→ **Data records**:
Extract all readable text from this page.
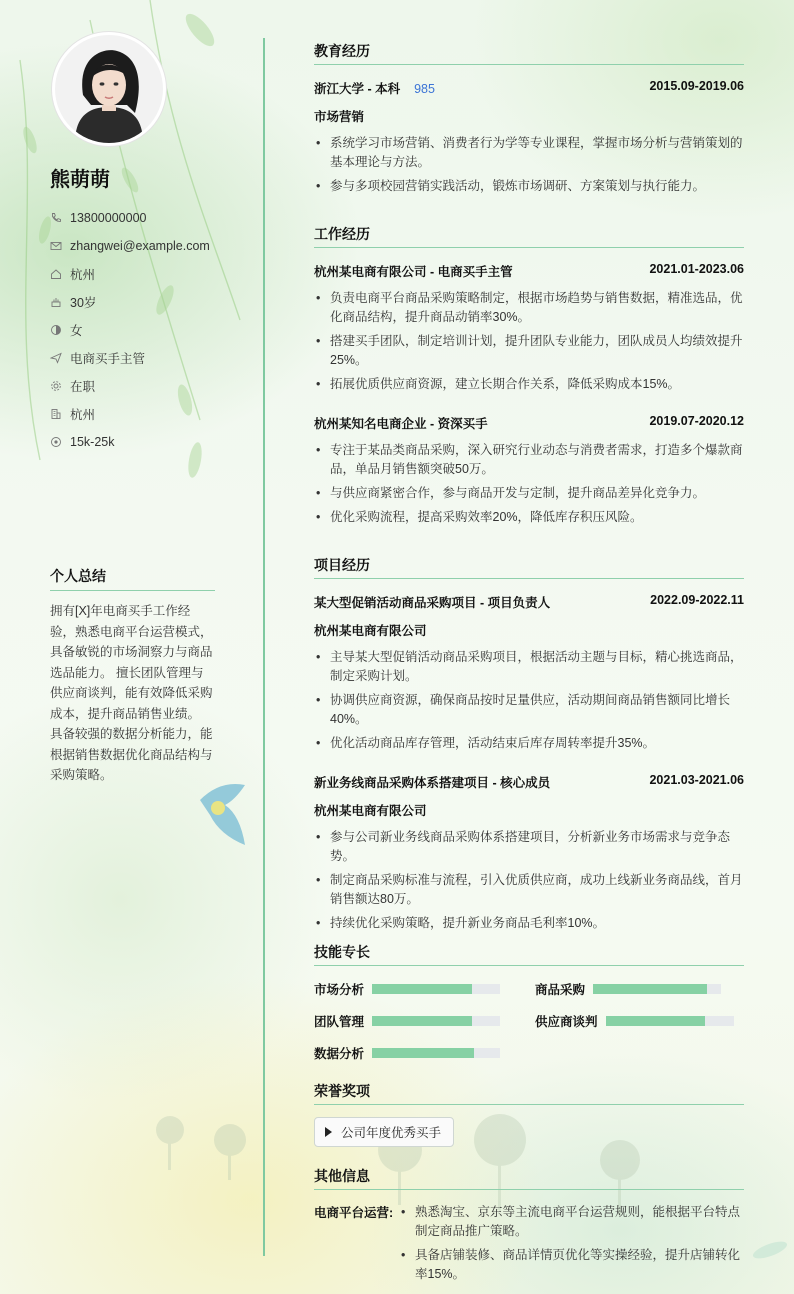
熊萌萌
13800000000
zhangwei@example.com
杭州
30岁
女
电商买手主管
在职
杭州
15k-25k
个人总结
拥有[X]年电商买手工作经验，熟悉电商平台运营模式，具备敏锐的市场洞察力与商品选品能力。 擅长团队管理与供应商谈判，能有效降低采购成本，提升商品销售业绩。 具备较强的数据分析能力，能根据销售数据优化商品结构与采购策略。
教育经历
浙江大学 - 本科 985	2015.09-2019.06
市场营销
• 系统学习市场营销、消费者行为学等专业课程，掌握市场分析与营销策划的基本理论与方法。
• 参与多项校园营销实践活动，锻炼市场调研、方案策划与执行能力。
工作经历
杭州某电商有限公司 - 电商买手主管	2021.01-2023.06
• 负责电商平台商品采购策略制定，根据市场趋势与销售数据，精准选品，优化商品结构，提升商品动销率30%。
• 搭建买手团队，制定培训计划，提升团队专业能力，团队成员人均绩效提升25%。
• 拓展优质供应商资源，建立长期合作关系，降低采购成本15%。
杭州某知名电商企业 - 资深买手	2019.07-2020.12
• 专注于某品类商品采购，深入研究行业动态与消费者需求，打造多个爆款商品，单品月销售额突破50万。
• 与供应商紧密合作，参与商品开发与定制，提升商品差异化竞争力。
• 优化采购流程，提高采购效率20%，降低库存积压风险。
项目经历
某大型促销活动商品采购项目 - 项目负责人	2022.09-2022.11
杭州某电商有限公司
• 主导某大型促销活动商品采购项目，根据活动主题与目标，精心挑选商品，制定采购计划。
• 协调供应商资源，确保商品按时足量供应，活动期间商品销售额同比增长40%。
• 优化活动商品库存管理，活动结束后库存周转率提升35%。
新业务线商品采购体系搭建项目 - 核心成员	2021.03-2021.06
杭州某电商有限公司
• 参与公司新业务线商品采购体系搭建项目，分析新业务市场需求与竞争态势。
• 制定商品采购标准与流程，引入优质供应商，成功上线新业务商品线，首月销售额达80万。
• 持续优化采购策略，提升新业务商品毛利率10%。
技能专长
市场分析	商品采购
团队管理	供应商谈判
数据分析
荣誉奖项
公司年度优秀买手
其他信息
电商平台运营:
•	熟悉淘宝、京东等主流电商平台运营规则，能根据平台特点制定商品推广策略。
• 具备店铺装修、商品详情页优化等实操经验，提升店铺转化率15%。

→ **Short problem**: Count how many lines include the string "电商买手主管". Nothing but the number is needed.

→ **Solution for this exercise**: 2